= PROBLEM TO WORK ON =
Copy the data below word for word, starting with its first line and ending with the line that contains "- data-point: [465, 186, 472, 194]".

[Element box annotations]
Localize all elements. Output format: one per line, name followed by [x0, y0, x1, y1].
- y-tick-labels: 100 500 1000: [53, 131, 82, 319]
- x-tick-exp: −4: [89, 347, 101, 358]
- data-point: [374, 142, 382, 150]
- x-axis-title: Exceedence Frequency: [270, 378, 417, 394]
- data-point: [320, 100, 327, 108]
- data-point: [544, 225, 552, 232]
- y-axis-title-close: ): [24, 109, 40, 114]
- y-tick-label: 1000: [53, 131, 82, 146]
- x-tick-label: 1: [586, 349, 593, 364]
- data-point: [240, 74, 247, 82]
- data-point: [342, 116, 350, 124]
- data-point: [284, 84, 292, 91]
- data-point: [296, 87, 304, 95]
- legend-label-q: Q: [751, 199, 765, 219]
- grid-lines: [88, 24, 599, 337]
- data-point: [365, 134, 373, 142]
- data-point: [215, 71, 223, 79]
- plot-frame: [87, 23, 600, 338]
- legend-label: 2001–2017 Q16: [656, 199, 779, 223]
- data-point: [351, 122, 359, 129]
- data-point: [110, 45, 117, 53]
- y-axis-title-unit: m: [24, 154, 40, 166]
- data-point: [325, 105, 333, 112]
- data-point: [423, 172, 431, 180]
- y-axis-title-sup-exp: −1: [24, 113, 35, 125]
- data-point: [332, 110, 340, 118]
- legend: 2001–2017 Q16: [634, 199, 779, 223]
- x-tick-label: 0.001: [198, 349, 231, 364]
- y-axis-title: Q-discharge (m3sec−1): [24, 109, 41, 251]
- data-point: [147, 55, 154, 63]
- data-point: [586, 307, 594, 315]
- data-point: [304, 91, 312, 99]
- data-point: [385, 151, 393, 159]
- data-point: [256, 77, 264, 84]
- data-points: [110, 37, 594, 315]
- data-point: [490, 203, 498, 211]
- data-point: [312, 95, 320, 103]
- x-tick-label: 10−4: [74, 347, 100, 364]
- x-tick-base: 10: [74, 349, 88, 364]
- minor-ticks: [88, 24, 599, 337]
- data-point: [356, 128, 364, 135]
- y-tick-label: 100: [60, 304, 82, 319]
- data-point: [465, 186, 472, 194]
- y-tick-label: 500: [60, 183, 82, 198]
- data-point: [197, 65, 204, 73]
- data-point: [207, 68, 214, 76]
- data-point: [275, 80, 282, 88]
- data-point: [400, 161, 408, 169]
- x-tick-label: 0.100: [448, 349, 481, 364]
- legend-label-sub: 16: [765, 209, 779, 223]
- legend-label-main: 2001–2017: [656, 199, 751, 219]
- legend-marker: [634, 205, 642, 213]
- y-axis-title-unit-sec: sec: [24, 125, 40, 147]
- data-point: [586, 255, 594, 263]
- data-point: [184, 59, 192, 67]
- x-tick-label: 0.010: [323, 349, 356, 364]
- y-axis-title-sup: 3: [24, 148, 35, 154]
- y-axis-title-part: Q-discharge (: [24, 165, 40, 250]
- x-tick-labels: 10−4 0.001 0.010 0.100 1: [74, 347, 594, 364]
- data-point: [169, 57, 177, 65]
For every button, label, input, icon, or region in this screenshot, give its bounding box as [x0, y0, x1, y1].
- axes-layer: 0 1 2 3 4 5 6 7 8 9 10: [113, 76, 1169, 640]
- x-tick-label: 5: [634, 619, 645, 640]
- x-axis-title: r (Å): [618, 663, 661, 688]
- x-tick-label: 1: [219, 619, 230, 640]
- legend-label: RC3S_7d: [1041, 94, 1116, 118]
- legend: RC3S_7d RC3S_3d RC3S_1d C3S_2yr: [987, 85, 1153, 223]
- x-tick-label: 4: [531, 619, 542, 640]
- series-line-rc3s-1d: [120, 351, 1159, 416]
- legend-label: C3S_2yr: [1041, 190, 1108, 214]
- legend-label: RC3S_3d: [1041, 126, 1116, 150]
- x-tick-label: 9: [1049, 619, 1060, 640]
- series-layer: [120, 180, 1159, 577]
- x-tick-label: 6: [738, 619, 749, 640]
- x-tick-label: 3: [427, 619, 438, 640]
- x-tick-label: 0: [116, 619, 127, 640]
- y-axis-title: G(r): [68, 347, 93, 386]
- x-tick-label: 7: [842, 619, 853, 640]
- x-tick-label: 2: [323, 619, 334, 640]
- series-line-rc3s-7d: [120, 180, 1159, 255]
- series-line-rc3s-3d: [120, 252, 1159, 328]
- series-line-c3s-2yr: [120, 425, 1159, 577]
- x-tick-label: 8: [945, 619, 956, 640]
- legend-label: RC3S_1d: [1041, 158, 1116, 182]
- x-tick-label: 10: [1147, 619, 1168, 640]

= TASK RESULT =
Localize all elements. Output format: one per line, name followed by [x0, y0, x1, y1].
- y-tick-labels: 100 500 1000: [53, 131, 82, 319]
- x-tick-exp: −4: [89, 347, 101, 358]
- data-point: [374, 142, 382, 150]
- x-axis-title: Exceedence Frequency: [270, 378, 417, 394]
- data-point: [320, 100, 327, 108]
- data-point: [544, 225, 552, 232]
- y-axis-title-close: ): [24, 109, 40, 114]
- y-tick-label: 1000: [53, 131, 82, 146]
- x-tick-label: 1: [586, 349, 593, 364]
- data-point: [240, 74, 247, 82]
- data-point: [342, 116, 350, 124]
- data-point: [284, 84, 292, 91]
- data-point: [296, 87, 304, 95]
- legend-label-q: Q: [751, 199, 765, 219]
- grid-lines: [88, 24, 599, 337]
- data-point: [365, 134, 373, 142]
- data-point: [215, 71, 223, 79]
- plot-frame: [87, 23, 600, 338]
- legend-label: 2001–2017 Q16: [656, 199, 779, 223]
- data-point: [351, 122, 359, 129]
- data-point: [110, 45, 117, 53]
- y-axis-title-unit: m: [24, 154, 40, 166]
- data-point: [325, 105, 333, 112]
- data-point: [423, 172, 431, 180]
- y-axis-title-sup-exp: −1: [24, 113, 35, 125]
- data-point: [332, 110, 340, 118]
- legend: 2001–2017 Q16: [634, 199, 779, 223]
- x-tick-label: 0.001: [198, 349, 231, 364]
- y-axis-title: Q-discharge (m3sec−1): [24, 109, 41, 251]
- data-point: [147, 55, 154, 63]
- data-point: [586, 307, 594, 315]
- data-point: [304, 91, 312, 99]
- data-point: [385, 151, 393, 159]
- data-point: [256, 77, 264, 84]
- data-points: [110, 37, 594, 315]
- data-point: [490, 203, 498, 211]
- data-point: [312, 95, 320, 103]
- x-tick-label: 10−4: [74, 347, 100, 364]
- x-tick-base: 10: [74, 349, 88, 364]
- minor-ticks: [88, 24, 599, 337]
- data-point: [356, 128, 364, 135]
- y-tick-label: 100: [60, 304, 82, 319]
- data-point: [465, 186, 472, 194]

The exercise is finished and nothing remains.